INPUT RECORDS ▸
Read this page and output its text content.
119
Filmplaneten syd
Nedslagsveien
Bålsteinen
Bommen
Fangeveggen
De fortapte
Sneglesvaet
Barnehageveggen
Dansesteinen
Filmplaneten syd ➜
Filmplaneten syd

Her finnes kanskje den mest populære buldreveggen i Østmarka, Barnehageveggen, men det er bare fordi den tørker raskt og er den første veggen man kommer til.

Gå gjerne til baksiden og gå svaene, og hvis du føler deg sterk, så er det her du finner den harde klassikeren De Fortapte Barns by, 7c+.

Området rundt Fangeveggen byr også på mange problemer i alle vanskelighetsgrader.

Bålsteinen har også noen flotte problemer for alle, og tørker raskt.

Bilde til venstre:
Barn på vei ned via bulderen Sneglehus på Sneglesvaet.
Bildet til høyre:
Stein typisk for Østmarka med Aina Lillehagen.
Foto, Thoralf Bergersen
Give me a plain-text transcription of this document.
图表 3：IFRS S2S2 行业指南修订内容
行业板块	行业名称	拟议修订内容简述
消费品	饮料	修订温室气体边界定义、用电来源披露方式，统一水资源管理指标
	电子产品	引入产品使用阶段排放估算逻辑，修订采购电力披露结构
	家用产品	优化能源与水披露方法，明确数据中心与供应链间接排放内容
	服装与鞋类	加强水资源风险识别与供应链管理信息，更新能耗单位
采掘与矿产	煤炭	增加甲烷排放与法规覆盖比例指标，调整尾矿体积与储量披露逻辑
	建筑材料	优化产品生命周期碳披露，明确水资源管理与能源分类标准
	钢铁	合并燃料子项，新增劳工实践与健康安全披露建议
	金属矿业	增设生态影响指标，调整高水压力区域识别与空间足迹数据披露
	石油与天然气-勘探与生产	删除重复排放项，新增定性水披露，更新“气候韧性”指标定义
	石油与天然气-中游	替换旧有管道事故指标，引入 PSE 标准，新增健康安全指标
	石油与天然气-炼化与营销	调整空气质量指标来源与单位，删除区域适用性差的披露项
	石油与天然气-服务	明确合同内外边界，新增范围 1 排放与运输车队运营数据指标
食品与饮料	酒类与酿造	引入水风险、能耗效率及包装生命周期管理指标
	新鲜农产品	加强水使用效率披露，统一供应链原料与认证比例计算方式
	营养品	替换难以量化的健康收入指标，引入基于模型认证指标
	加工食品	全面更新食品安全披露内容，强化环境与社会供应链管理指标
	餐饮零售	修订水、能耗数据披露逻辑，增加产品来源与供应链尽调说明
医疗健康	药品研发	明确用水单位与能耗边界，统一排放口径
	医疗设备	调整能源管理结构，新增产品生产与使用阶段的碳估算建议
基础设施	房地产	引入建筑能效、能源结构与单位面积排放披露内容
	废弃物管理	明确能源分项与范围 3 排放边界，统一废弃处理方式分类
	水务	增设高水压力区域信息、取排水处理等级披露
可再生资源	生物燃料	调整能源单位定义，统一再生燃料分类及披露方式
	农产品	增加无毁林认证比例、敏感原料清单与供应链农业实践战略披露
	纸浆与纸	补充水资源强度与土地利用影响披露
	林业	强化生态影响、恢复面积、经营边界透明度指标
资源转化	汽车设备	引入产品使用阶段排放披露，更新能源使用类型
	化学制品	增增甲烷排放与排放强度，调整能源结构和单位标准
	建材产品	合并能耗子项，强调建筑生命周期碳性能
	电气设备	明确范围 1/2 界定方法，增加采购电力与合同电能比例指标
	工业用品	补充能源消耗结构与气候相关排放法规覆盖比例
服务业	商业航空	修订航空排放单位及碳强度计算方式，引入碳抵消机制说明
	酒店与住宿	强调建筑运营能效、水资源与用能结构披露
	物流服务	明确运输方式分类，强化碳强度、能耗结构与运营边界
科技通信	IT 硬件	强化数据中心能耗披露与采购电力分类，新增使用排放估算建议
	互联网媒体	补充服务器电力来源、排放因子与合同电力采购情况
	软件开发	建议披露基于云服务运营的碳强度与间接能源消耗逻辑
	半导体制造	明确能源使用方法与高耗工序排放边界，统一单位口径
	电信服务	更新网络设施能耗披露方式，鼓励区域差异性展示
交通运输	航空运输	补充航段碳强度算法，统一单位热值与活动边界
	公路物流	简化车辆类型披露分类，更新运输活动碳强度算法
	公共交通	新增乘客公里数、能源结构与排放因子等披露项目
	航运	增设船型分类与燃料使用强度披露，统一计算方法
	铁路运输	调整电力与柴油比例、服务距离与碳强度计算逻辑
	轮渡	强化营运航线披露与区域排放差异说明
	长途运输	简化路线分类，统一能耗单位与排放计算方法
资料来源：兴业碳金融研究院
---
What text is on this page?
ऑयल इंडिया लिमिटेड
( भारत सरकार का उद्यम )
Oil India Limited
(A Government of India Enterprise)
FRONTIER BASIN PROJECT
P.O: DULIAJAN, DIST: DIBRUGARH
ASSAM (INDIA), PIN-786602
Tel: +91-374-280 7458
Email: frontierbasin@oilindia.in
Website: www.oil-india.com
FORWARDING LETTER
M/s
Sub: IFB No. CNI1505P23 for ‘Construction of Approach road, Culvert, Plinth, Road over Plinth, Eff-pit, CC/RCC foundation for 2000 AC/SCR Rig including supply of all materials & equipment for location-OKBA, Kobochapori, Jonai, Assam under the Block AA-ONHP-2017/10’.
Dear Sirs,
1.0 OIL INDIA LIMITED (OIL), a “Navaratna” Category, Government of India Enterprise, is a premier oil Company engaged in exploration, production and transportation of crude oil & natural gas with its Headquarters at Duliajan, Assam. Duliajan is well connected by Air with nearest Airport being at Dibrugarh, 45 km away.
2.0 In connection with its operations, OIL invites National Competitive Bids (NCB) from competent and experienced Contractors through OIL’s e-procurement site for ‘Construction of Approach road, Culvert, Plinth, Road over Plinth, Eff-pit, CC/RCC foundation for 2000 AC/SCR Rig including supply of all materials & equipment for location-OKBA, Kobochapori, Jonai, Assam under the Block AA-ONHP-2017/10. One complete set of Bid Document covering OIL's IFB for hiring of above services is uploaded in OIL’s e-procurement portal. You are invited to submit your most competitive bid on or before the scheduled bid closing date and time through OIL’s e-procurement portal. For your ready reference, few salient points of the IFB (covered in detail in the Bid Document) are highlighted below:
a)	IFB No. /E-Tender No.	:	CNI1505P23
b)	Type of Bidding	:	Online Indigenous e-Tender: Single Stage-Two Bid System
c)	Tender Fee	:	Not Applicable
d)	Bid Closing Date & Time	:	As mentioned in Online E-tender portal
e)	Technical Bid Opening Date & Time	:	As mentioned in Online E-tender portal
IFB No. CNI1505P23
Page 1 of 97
---
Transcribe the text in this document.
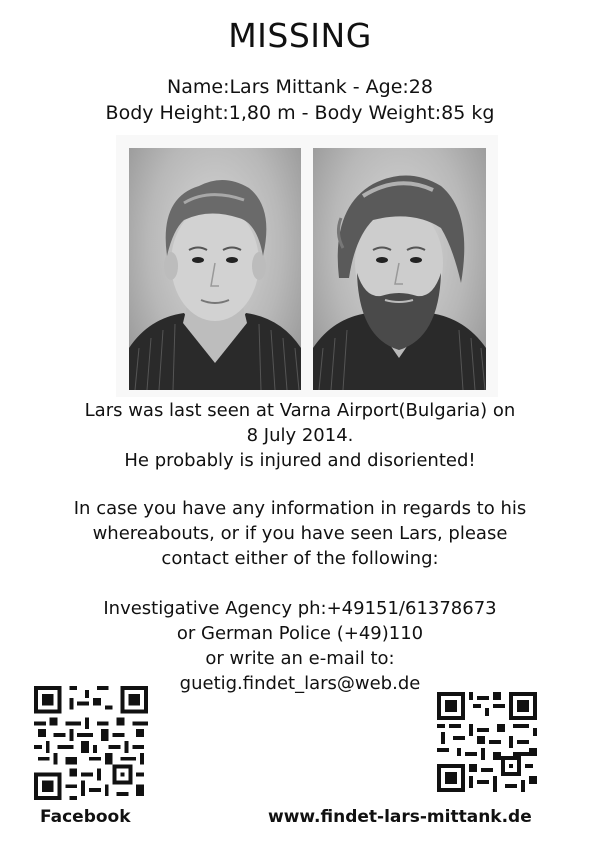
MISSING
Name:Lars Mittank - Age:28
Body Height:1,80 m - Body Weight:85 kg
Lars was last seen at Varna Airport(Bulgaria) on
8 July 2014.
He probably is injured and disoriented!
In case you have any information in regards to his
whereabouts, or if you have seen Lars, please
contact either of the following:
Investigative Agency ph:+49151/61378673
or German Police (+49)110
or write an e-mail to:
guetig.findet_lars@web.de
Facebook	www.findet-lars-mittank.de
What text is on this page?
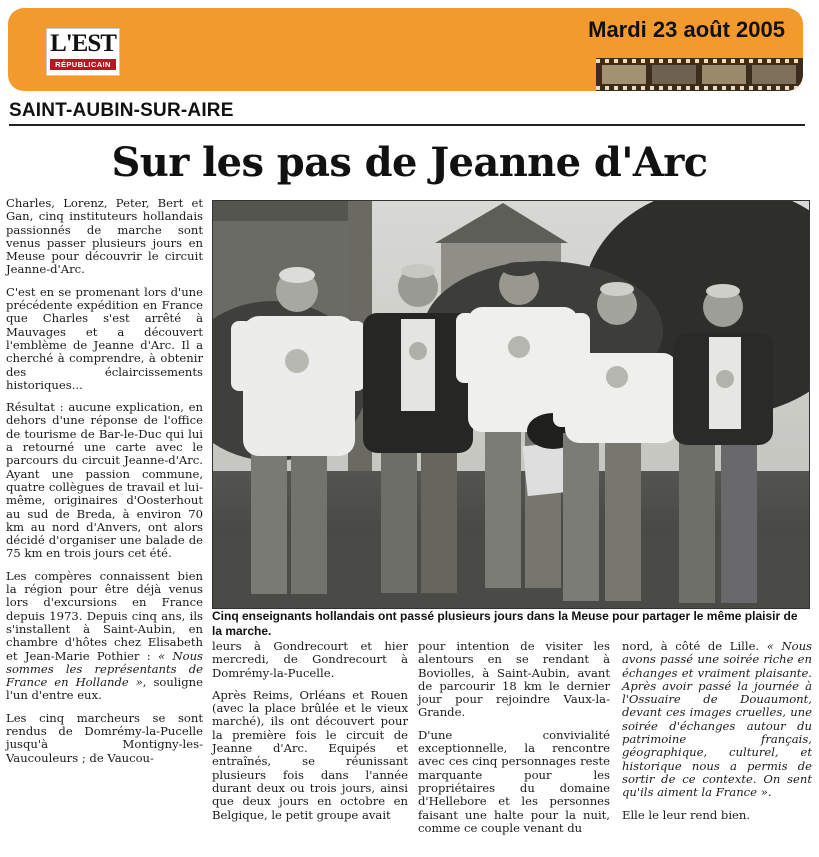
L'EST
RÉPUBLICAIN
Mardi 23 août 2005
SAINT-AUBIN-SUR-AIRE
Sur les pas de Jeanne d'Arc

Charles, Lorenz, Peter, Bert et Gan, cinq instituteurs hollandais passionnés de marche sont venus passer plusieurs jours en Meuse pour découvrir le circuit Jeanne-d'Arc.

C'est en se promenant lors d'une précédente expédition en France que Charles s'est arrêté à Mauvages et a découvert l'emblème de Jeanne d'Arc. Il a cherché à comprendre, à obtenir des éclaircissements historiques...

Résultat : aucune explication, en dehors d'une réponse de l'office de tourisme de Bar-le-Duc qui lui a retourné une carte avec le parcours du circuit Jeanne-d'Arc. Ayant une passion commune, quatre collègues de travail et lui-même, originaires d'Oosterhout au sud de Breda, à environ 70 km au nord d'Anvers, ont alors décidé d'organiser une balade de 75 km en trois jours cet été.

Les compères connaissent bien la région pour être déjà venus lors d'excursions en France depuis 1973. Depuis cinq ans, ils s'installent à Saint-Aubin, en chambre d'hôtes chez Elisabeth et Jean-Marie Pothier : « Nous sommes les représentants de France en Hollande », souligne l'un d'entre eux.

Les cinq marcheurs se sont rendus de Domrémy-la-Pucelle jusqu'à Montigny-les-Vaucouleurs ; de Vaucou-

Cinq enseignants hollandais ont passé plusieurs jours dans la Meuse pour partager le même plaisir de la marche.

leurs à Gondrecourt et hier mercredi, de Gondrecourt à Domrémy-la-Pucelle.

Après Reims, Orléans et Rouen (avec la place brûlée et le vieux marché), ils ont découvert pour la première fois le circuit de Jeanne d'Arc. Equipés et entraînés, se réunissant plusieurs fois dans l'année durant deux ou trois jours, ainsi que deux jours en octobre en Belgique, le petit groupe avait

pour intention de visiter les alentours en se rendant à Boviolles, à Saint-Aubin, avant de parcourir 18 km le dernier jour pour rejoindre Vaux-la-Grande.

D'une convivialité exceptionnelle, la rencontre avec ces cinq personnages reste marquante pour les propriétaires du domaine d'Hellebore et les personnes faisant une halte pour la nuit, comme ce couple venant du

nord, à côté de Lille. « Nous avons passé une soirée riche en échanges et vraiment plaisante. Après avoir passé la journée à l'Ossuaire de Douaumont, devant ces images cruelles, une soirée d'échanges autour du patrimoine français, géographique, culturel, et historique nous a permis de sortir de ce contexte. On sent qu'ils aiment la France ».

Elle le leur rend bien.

EXERCISE DIRECTIONS ▸ Select and copy each line from the data that includes the word "Jonai".

EXERCISE RESULT ▸
Sub: IFB No. CNI1505P23 for ‘Construction of Approach road, Culvert, Plinth, Road over Plinth, Eff-pit, CC/RCC foundation for 2000 AC/SCR Rig including supply of all materials & equipment for location-OKBA, Kobochapori, Jonai, Assam under the Block AA-ONHP-2017/10’.
2.0 In connection with its operations, OIL invites National Competitive Bids (NCB) from competent and experienced Contractors through OIL’s e-procurement site for ‘Construction of Approach road, Culvert, Plinth, Road over Plinth, Eff-pit, CC/RCC foundation for 2000 AC/SCR Rig including supply of all materials & equipment for location-OKBA, Kobochapori, Jonai, Assam under the Block AA-ONHP-2017/10. One complete set of Bid Document covering OIL's IFB for hiring of above services is uploaded in OIL’s e-procurement portal. You are invited to submit your most competitive bid on or before the scheduled bid closing date and time through OIL’s e-procurement portal. For your ready reference, few salient points of the IFB (covered in detail in the Bid Document) are highlighted below:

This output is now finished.